(Beginning of Source information)
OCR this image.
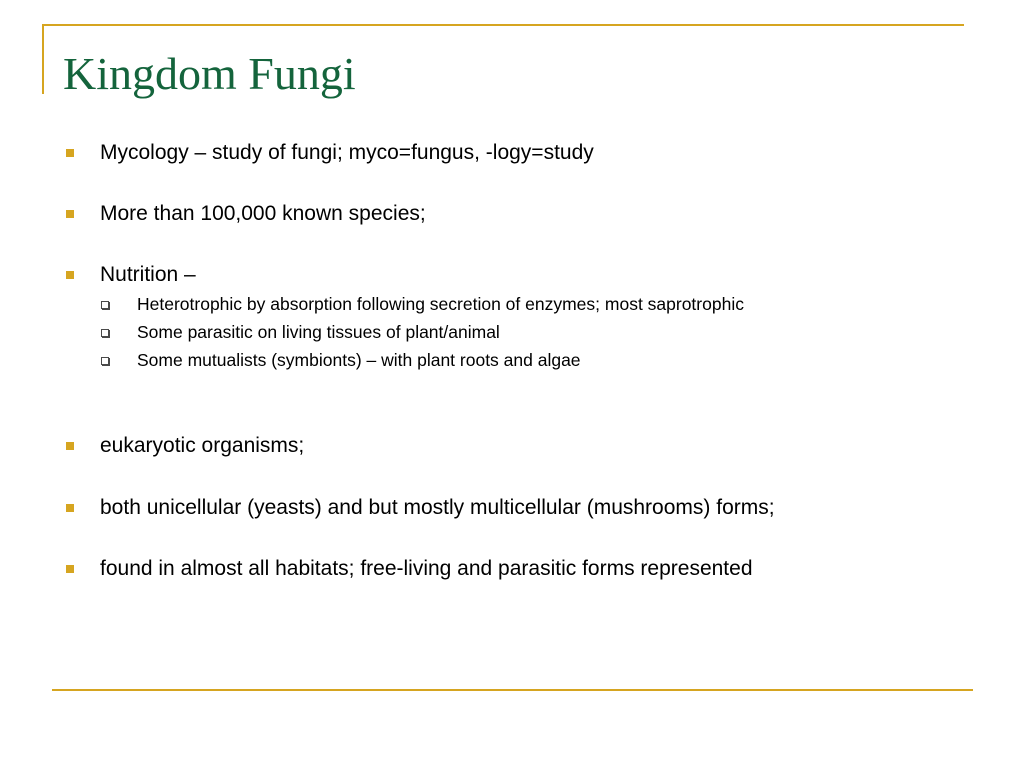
Kingdom Fungi
Mycology – study of fungi; myco=fungus, -logy=study
More than 100,000 known species;
Nutrition –
Heterotrophic by absorption following secretion of enzymes; most saprotrophic
Some parasitic on living tissues of plant/animal
Some mutualists (symbionts) – with plant roots and algae
eukaryotic organisms;
both unicellular (yeasts) and but mostly multicellular (mushrooms) forms;
found in almost all habitats; free-living and parasitic forms represented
(End of Source information)
**Exercise brief**
Omitting all pictures, reproduce the records above in their entirety.

**Your response**
OCR this image.
Kingdom Fungi
Mycology – study of fungi; myco=fungus, -logy=study
More than 100,000 known species;
Nutrition –
Heterotrophic by absorption following secretion of enzymes; most saprotrophic
Some parasitic on living tissues of plant/animal
Some mutualists (symbionts) – with plant roots and algae
eukaryotic organisms;
both unicellular (yeasts) and but mostly multicellular (mushrooms) forms;
found in almost all habitats; free-living and parasitic forms represented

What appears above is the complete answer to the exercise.